**Problem to work on:** Please quote the material exactly, every line of it.

**Listing:**
======
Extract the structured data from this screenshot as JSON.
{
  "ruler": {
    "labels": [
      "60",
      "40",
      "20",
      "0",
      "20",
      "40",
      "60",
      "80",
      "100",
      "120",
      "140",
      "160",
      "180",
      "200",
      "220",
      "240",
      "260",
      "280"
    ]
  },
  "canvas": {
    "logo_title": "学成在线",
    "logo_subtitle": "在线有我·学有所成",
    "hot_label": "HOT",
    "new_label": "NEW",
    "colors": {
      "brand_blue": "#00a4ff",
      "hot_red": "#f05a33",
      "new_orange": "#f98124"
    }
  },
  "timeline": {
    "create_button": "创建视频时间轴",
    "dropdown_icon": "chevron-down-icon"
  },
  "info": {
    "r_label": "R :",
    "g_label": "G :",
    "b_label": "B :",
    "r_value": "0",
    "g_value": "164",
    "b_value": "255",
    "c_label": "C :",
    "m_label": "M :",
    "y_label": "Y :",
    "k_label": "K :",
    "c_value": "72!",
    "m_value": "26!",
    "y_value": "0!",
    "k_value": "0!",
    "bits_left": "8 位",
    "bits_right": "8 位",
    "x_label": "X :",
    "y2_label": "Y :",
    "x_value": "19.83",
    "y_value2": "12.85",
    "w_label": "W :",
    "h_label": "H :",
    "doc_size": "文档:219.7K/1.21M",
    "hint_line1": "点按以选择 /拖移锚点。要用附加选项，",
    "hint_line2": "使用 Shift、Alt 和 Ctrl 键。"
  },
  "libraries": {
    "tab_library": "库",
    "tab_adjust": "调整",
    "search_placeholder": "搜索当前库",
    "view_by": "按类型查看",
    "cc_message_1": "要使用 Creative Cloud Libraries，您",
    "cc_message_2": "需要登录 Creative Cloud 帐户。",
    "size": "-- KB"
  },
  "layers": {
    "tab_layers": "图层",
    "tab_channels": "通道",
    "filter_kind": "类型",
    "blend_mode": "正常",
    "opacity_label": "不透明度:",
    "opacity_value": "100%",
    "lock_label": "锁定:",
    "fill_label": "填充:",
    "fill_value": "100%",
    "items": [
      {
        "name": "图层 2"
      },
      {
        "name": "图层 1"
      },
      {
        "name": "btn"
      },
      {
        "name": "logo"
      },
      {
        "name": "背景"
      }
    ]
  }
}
======
**Output:**
Extract the structured data from this screenshot as JSON.
{
  "ruler": {
    "labels": [
      "60",
      "40",
      "20",
      "0",
      "20",
      "40",
      "60",
      "80",
      "100",
      "120",
      "140",
      "160",
      "180",
      "200",
      "220",
      "240",
      "260",
      "280"
    ]
  },
  "canvas": {
    "logo_title": "学成在线",
    "logo_subtitle": "在线有我·学有所成",
    "hot_label": "HOT",
    "new_label": "NEW",
    "colors": {
      "brand_blue": "#00a4ff",
      "hot_red": "#f05a33",
      "new_orange": "#f98124"
    }
  },
  "timeline": {
    "create_button": "创建视频时间轴",
    "dropdown_icon": "chevron-down-icon"
  },
  "info": {
    "r_label": "R :",
    "g_label": "G :",
    "b_label": "B :",
    "r_value": "0",
    "g_value": "164",
    "b_value": "255",
    "c_label": "C :",
    "m_label": "M :",
    "y_label": "Y :",
    "k_label": "K :",
    "c_value": "72!",
    "m_value": "26!",
    "y_value": "0!",
    "k_value": "0!",
    "bits_left": "8 位",
    "bits_right": "8 位",
    "x_label": "X :",
    "y2_label": "Y :",
    "x_value": "19.83",
    "y_value2": "12.85",
    "w_label": "W :",
    "h_label": "H :",
    "doc_size": "文档:219.7K/1.21M",
    "hint_line1": "点按以选择 /拖移锚点。要用附加选项，",
    "hint_line2": "使用 Shift、Alt 和 Ctrl 键。"
  },
  "libraries": {
    "tab_library": "库",
    "tab_adjust": "调整",
    "search_placeholder": "搜索当前库",
    "view_by": "按类型查看",
    "cc_message_1": "要使用 Creative Cloud Libraries，您",
    "cc_message_2": "需要登录 Creative Cloud 帐户。",
    "size": "-- KB"
  },
  "layers": {
    "tab_layers": "图层",
    "tab_channels": "通道",
    "filter_kind": "类型",
    "blend_mode": "正常",
    "opacity_label": "不透明度:",
    "opacity_value": "100%",
    "lock_label": "锁定:",
    "fill_label": "填充:",
    "fill_value": "100%",
    "items": [
      {
        "name": "图层 2"
      },
      {
        "name": "图层 1"
      },
      {
        "name": "btn"
      },
      {
        "name": "logo"
      },
      {
        "name": "背景"
      }
    ]
  }
}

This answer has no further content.